**OBJECTIVE**
Write out the material exactly, with the pictures left out.

(Extracted data entries)
┏━━
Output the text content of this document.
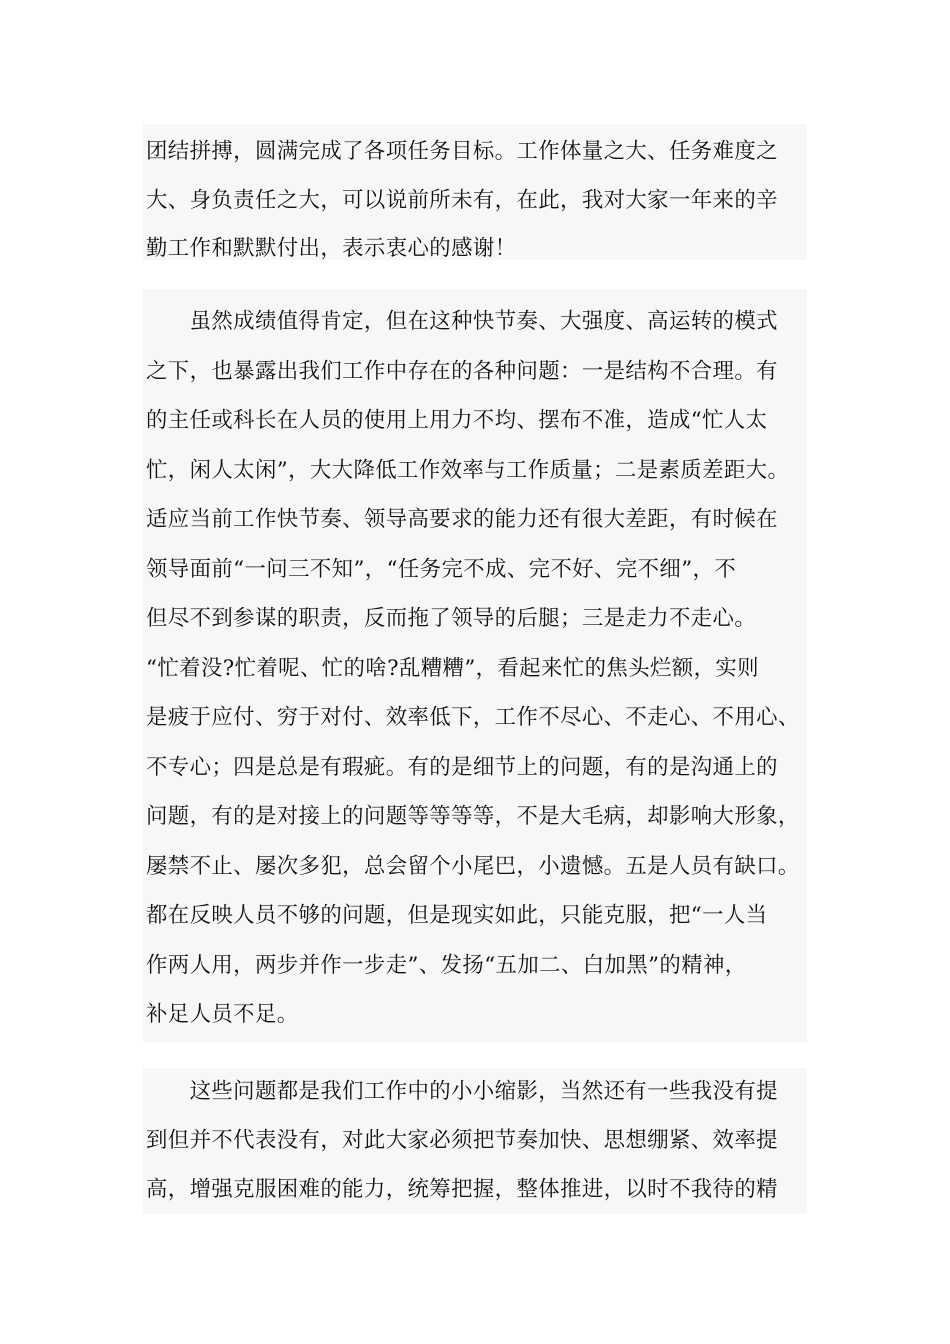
团结拼搏，圆满完成了各项任务目标。工作体量之大、任务难度之
大、身负责任之大，可以说前所未有，在此，我对大家一年来的辛
勤工作和默默付出，表示衷心的感谢！
　　虽然成绩值得肯定，但在这种快节奏、大强度、高运转的模式
之下，也暴露出我们工作中存在的各种问题：一是结构不合理。有
的主任或科长在人员的使用上用力不均、摆布不准，造成“忙人太
忙，闲人太闲”，大大降低工作效率与工作质量；二是素质差距大。
适应当前工作快节奏、领导高要求的能力还有很大差距，有时候在
领导面前“一问三不知”，“任务完不成、完不好、完不细”，不
但尽不到参谋的职责，反而拖了领导的后腿；三是走力不走心。
“忙着没?忙着呢、忙的啥?乱糟糟”，看起来忙的焦头烂额，实则
是疲于应付、穷于对付、效率低下，工作不尽心、不走心、不用心、
不专心；四是总是有瑕疵。有的是细节上的问题，有的是沟通上的
问题，有的是对接上的问题等等等等，不是大毛病，却影响大形象，
屡禁不止、屡次多犯，总会留个小尾巴，小遗憾。五是人员有缺口。
都在反映人员不够的问题，但是现实如此，只能克服，把“一人当
作两人用，两步并作一步走”、发扬“五加二、白加黑”的精神，
补足人员不足。
　　这些问题都是我们工作中的小小缩影，当然还有一些我没有提
到但并不代表没有，对此大家必须把节奏加快、思想绷紧、效率提
高，增强克服困难的能力，统筹把握，整体推进，以时不我待的精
┗━━
**OUTPUT FOR THIS EXERCISE**
Output the text content of this document.
团结拼搏，圆满完成了各项任务目标。工作体量之大、任务难度之
大、身负责任之大，可以说前所未有，在此，我对大家一年来的辛
勤工作和默默付出，表示衷心的感谢！
　　虽然成绩值得肯定，但在这种快节奏、大强度、高运转的模式
之下，也暴露出我们工作中存在的各种问题：一是结构不合理。有
的主任或科长在人员的使用上用力不均、摆布不准，造成“忙人太
忙，闲人太闲”，大大降低工作效率与工作质量；二是素质差距大。
适应当前工作快节奏、领导高要求的能力还有很大差距，有时候在
领导面前“一问三不知”，“任务完不成、完不好、完不细”，不
但尽不到参谋的职责，反而拖了领导的后腿；三是走力不走心。
“忙着没?忙着呢、忙的啥?乱糟糟”，看起来忙的焦头烂额，实则
是疲于应付、穷于对付、效率低下，工作不尽心、不走心、不用心、
不专心；四是总是有瑕疵。有的是细节上的问题，有的是沟通上的
问题，有的是对接上的问题等等等等，不是大毛病，却影响大形象，
屡禁不止、屡次多犯，总会留个小尾巴，小遗憾。五是人员有缺口。
都在反映人员不够的问题，但是现实如此，只能克服，把“一人当
作两人用，两步并作一步走”、发扬“五加二、白加黑”的精神，
补足人员不足。
　　这些问题都是我们工作中的小小缩影，当然还有一些我没有提
到但并不代表没有，对此大家必须把节奏加快、思想绷紧、效率提
高，增强克服困难的能力，统筹把握，整体推进，以时不我待的精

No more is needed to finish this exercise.